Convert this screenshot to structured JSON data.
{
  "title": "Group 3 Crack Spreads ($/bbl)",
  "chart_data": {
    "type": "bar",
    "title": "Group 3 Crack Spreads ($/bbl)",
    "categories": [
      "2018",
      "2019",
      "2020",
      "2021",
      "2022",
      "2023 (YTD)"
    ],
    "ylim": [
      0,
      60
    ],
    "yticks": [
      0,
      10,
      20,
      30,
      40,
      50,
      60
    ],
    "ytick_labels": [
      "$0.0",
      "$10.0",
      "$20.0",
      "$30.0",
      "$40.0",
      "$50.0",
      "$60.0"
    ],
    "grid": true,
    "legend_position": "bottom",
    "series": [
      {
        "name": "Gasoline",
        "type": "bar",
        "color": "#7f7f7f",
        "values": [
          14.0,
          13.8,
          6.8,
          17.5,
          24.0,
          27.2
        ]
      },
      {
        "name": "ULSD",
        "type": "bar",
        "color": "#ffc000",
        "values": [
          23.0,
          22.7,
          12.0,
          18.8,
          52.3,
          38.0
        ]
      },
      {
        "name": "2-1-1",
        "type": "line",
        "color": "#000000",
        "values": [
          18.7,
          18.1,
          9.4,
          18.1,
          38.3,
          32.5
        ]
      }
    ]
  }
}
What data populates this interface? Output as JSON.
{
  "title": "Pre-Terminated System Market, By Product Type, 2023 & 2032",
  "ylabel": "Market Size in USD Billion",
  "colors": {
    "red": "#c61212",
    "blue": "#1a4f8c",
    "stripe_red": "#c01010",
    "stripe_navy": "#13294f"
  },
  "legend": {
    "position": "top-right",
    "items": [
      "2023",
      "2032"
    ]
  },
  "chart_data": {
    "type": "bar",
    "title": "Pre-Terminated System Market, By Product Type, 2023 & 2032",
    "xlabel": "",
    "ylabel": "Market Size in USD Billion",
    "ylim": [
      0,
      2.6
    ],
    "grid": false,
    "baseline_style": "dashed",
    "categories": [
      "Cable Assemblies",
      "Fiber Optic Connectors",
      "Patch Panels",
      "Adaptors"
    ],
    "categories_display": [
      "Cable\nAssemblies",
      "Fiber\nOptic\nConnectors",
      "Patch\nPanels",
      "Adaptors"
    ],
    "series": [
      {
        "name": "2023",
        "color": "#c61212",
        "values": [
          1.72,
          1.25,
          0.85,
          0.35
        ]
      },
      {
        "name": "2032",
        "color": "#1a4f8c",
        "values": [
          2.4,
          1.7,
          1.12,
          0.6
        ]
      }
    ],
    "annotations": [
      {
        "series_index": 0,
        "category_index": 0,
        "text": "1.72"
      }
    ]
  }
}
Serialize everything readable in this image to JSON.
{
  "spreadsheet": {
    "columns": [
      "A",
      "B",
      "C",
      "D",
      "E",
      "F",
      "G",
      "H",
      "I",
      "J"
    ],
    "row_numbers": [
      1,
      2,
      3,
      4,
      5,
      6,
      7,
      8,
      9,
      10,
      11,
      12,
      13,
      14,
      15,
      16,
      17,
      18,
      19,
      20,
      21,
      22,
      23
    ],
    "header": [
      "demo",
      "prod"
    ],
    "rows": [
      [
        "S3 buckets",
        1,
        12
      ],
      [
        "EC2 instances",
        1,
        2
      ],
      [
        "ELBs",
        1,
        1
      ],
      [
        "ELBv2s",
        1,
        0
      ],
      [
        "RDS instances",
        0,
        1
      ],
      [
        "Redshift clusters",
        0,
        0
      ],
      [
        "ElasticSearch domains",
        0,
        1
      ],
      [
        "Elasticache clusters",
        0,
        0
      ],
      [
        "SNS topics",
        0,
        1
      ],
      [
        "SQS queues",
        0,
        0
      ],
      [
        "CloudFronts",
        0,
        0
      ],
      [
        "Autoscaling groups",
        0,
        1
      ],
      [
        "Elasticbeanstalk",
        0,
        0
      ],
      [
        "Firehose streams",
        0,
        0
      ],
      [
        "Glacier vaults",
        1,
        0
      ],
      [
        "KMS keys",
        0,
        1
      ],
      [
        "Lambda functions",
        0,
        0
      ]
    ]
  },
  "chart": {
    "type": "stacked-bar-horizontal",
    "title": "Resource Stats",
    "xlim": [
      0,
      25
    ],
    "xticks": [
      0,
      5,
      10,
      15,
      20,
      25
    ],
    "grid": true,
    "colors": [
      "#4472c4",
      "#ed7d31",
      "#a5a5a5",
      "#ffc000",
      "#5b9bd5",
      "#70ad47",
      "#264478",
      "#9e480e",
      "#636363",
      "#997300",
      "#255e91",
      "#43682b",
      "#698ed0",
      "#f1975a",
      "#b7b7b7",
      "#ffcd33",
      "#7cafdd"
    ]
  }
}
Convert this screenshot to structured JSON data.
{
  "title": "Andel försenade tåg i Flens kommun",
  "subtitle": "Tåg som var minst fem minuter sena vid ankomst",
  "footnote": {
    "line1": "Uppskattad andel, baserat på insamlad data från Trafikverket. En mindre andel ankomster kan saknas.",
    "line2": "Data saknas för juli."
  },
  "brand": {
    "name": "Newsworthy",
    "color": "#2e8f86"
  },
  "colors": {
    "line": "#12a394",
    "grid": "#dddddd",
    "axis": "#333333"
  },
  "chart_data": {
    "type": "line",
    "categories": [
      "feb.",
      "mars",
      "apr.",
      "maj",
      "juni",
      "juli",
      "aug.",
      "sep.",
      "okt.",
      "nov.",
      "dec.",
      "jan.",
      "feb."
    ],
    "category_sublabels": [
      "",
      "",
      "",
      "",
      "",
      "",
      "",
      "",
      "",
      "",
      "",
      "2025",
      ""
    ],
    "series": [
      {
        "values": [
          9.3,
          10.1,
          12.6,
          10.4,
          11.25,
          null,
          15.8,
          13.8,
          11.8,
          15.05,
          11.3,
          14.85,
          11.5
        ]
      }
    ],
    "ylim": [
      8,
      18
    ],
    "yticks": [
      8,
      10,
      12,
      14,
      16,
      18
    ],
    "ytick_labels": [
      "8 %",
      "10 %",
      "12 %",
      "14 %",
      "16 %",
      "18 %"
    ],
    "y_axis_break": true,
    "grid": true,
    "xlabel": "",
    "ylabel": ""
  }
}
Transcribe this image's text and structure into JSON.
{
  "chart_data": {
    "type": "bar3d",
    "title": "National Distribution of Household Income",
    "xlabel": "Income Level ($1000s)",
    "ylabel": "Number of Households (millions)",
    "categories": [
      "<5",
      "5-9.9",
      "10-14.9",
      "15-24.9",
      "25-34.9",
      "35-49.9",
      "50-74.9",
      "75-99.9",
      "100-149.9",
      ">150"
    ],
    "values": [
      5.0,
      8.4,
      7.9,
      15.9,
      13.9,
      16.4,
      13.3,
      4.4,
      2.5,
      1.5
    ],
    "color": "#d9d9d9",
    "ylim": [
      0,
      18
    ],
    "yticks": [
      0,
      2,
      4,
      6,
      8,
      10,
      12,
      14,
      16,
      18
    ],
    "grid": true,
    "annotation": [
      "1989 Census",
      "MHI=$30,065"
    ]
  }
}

□ □ □

§ DIRECTION: Repeat the records above exactly, leaving none out.

§ THE RESULT:
Convert this screenshot to structured JSON data.
{
  "title": "Group 3 Crack Spreads ($/bbl)",
  "chart_data": {
    "type": "bar",
    "title": "Group 3 Crack Spreads ($/bbl)",
    "categories": [
      "2018",
      "2019",
      "2020",
      "2021",
      "2022",
      "2023 (YTD)"
    ],
    "ylim": [
      0,
      60
    ],
    "yticks": [
      0,
      10,
      20,
      30,
      40,
      50,
      60
    ],
    "ytick_labels": [
      "$0.0",
      "$10.0",
      "$20.0",
      "$30.0",
      "$40.0",
      "$50.0",
      "$60.0"
    ],
    "grid": true,
    "legend_position": "bottom",
    "series": [
      {
        "name": "Gasoline",
        "type": "bar",
        "color": "#7f7f7f",
        "values": [
          14.0,
          13.8,
          6.8,
          17.5,
          24.0,
          27.2
        ]
      },
      {
        "name": "ULSD",
        "type": "bar",
        "color": "#ffc000",
        "values": [
          23.0,
          22.7,
          12.0,
          18.8,
          52.3,
          38.0
        ]
      },
      {
        "name": "2-1-1",
        "type": "line",
        "color": "#000000",
        "values": [
          18.7,
          18.1,
          9.4,
          18.1,
          38.3,
          32.5
        ]
      }
    ]
  }
}
What data populates this interface? Output as JSON.
{
  "title": "Pre-Terminated System Market, By Product Type, 2023 & 2032",
  "ylabel": "Market Size in USD Billion",
  "colors": {
    "red": "#c61212",
    "blue": "#1a4f8c",
    "stripe_red": "#c01010",
    "stripe_navy": "#13294f"
  },
  "legend": {
    "position": "top-right",
    "items": [
      "2023",
      "2032"
    ]
  },
  "chart_data": {
    "type": "bar",
    "title": "Pre-Terminated System Market, By Product Type, 2023 & 2032",
    "xlabel": "",
    "ylabel": "Market Size in USD Billion",
    "ylim": [
      0,
      2.6
    ],
    "grid": false,
    "baseline_style": "dashed",
    "categories": [
      "Cable Assemblies",
      "Fiber Optic Connectors",
      "Patch Panels",
      "Adaptors"
    ],
    "categories_display": [
      "Cable\nAssemblies",
      "Fiber\nOptic\nConnectors",
      "Patch\nPanels",
      "Adaptors"
    ],
    "series": [
      {
        "name": "2023",
        "color": "#c61212",
        "values": [
          1.72,
          1.25,
          0.85,
          0.35
        ]
      },
      {
        "name": "2032",
        "color": "#1a4f8c",
        "values": [
          2.4,
          1.7,
          1.12,
          0.6
        ]
      }
    ],
    "annotations": [
      {
        "series_index": 0,
        "category_index": 0,
        "text": "1.72"
      }
    ]
  }
}
Serialize everything readable in this image to JSON.
{
  "spreadsheet": {
    "columns": [
      "A",
      "B",
      "C",
      "D",
      "E",
      "F",
      "G",
      "H",
      "I",
      "J"
    ],
    "row_numbers": [
      1,
      2,
      3,
      4,
      5,
      6,
      7,
      8,
      9,
      10,
      11,
      12,
      13,
      14,
      15,
      16,
      17,
      18,
      19,
      20,
      21,
      22,
      23
    ],
    "header": [
      "demo",
      "prod"
    ],
    "rows": [
      [
        "S3 buckets",
        1,
        12
      ],
      [
        "EC2 instances",
        1,
        2
      ],
      [
        "ELBs",
        1,
        1
      ],
      [
        "ELBv2s",
        1,
        0
      ],
      [
        "RDS instances",
        0,
        1
      ],
      [
        "Redshift clusters",
        0,
        0
      ],
      [
        "ElasticSearch domains",
        0,
        1
      ],
      [
        "Elasticache clusters",
        0,
        0
      ],
      [
        "SNS topics",
        0,
        1
      ],
      [
        "SQS queues",
        0,
        0
      ],
      [
        "CloudFronts",
        0,
        0
      ],
      [
        "Autoscaling groups",
        0,
        1
      ],
      [
        "Elasticbeanstalk",
        0,
        0
      ],
      [
        "Firehose streams",
        0,
        0
      ],
      [
        "Glacier vaults",
        1,
        0
      ],
      [
        "KMS keys",
        0,
        1
      ],
      [
        "Lambda functions",
        0,
        0
      ]
    ]
  },
  "chart": {
    "type": "stacked-bar-horizontal",
    "title": "Resource Stats",
    "xlim": [
      0,
      25
    ],
    "xticks": [
      0,
      5,
      10,
      15,
      20,
      25
    ],
    "grid": true,
    "colors": [
      "#4472c4",
      "#ed7d31",
      "#a5a5a5",
      "#ffc000",
      "#5b9bd5",
      "#70ad47",
      "#264478",
      "#9e480e",
      "#636363",
      "#997300",
      "#255e91",
      "#43682b",
      "#698ed0",
      "#f1975a",
      "#b7b7b7",
      "#ffcd33",
      "#7cafdd"
    ]
  }
}
Convert this screenshot to structured JSON data.
{
  "title": "Andel försenade tåg i Flens kommun",
  "subtitle": "Tåg som var minst fem minuter sena vid ankomst",
  "footnote": {
    "line1": "Uppskattad andel, baserat på insamlad data från Trafikverket. En mindre andel ankomster kan saknas.",
    "line2": "Data saknas för juli."
  },
  "brand": {
    "name": "Newsworthy",
    "color": "#2e8f86"
  },
  "colors": {
    "line": "#12a394",
    "grid": "#dddddd",
    "axis": "#333333"
  },
  "chart_data": {
    "type": "line",
    "categories": [
      "feb.",
      "mars",
      "apr.",
      "maj",
      "juni",
      "juli",
      "aug.",
      "sep.",
      "okt.",
      "nov.",
      "dec.",
      "jan.",
      "feb."
    ],
    "category_sublabels": [
      "",
      "",
      "",
      "",
      "",
      "",
      "",
      "",
      "",
      "",
      "",
      "2025",
      ""
    ],
    "series": [
      {
        "values": [
          9.3,
          10.1,
          12.6,
          10.4,
          11.25,
          null,
          15.8,
          13.8,
          11.8,
          15.05,
          11.3,
          14.85,
          11.5
        ]
      }
    ],
    "ylim": [
      8,
      18
    ],
    "yticks": [
      8,
      10,
      12,
      14,
      16,
      18
    ],
    "ytick_labels": [
      "8 %",
      "10 %",
      "12 %",
      "14 %",
      "16 %",
      "18 %"
    ],
    "y_axis_break": true,
    "grid": true,
    "xlabel": "",
    "ylabel": ""
  }
}
Transcribe this image's text and structure into JSON.
{
  "chart_data": {
    "type": "bar3d",
    "title": "National Distribution of Household Income",
    "xlabel": "Income Level ($1000s)",
    "ylabel": "Number of Households (millions)",
    "categories": [
      "<5",
      "5-9.9",
      "10-14.9",
      "15-24.9",
      "25-34.9",
      "35-49.9",
      "50-74.9",
      "75-99.9",
      "100-149.9",
      ">150"
    ],
    "values": [
      5.0,
      8.4,
      7.9,
      15.9,
      13.9,
      16.4,
      13.3,
      4.4,
      2.5,
      1.5
    ],
    "color": "#d9d9d9",
    "ylim": [
      0,
      18
    ],
    "yticks": [
      0,
      2,
      4,
      6,
      8,
      10,
      12,
      14,
      16,
      18
    ],
    "grid": true,
    "annotation": [
      "1989 Census",
      "MHI=$30,065"
    ]
  }
}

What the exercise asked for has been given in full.